Take each line that has the word "true" and return it.

****************************************

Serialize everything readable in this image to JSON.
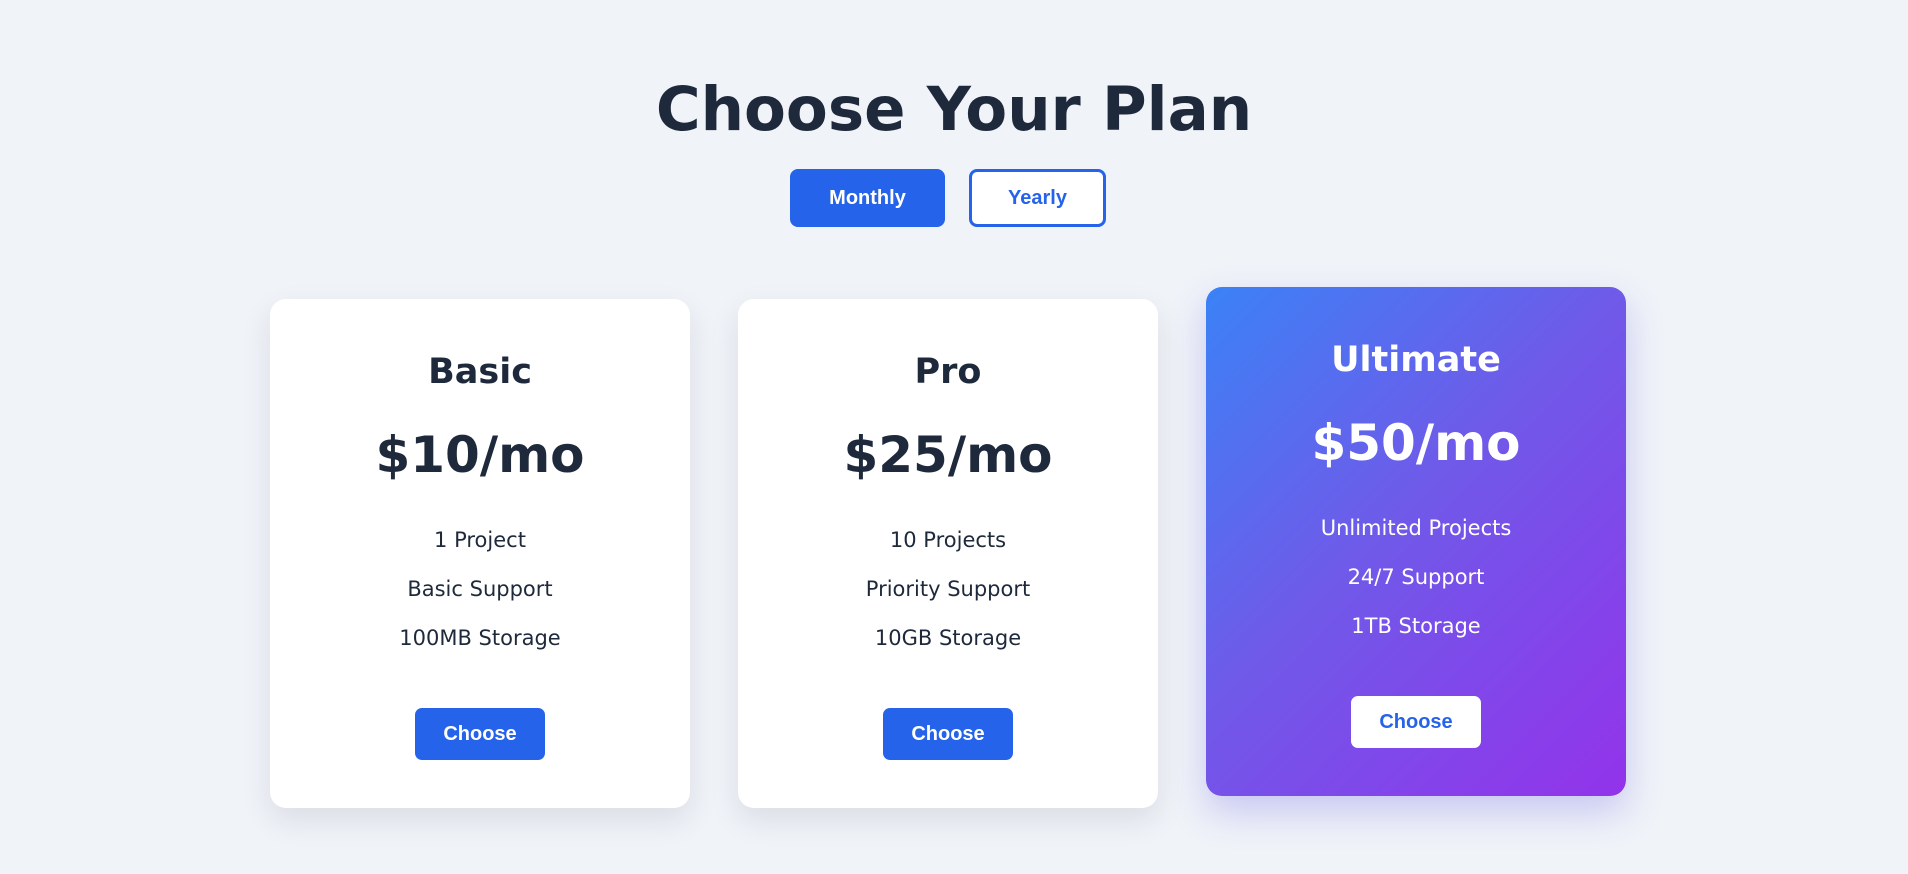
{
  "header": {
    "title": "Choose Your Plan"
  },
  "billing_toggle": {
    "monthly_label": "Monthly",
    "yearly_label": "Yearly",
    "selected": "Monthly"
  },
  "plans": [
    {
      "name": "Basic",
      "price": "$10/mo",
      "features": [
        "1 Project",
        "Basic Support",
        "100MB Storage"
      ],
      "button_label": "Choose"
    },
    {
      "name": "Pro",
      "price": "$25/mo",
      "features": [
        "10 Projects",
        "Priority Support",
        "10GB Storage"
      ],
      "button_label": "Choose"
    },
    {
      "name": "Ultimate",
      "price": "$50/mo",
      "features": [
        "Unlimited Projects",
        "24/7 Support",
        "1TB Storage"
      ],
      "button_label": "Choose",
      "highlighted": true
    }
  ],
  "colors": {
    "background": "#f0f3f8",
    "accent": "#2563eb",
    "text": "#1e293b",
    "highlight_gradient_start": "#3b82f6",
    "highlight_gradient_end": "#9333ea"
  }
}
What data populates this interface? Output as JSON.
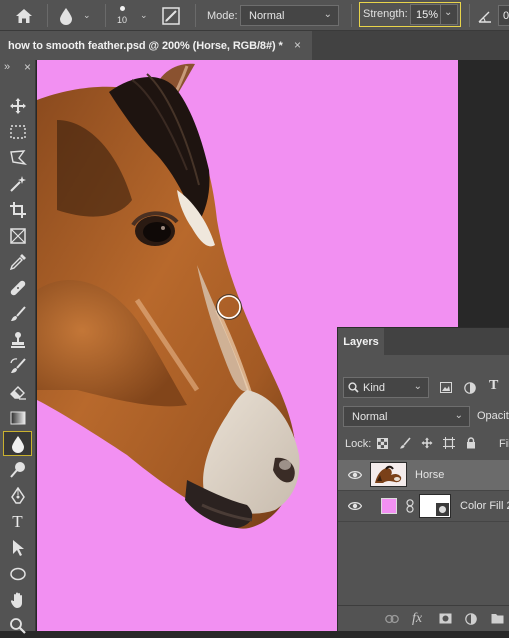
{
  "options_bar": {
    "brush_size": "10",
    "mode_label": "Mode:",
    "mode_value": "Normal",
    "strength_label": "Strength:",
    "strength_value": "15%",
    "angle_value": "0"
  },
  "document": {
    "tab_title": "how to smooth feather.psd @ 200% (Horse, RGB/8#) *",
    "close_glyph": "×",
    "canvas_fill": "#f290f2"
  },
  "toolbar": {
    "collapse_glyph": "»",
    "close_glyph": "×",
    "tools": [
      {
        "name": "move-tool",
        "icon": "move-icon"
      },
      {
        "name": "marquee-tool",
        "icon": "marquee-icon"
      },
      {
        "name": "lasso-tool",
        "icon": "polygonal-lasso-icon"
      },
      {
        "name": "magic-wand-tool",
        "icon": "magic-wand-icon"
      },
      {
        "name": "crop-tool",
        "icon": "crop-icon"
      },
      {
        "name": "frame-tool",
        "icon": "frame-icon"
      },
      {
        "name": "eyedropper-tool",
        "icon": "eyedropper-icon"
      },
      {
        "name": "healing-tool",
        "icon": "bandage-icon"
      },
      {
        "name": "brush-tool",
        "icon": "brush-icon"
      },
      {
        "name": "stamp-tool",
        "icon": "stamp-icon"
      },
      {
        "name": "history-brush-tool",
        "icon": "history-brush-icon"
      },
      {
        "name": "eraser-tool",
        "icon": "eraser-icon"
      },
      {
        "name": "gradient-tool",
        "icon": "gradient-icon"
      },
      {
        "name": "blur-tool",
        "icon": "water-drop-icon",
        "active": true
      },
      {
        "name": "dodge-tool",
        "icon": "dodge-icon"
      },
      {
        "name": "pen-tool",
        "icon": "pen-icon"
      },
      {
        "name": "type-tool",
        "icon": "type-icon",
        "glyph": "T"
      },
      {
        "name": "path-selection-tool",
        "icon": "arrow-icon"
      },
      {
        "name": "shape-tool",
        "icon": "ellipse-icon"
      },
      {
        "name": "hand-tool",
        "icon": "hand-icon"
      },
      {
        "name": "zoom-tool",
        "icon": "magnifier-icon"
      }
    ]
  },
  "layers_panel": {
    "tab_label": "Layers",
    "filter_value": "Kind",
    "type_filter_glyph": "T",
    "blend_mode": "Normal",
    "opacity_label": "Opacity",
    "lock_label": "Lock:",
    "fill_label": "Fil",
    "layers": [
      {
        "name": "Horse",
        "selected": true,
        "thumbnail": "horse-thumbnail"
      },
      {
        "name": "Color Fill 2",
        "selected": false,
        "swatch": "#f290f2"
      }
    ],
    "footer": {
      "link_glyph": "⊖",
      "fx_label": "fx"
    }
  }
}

****************************************

ANSWER TO THIS PROBLEM
      "highlighted": true
        "active": true
        "selected": true,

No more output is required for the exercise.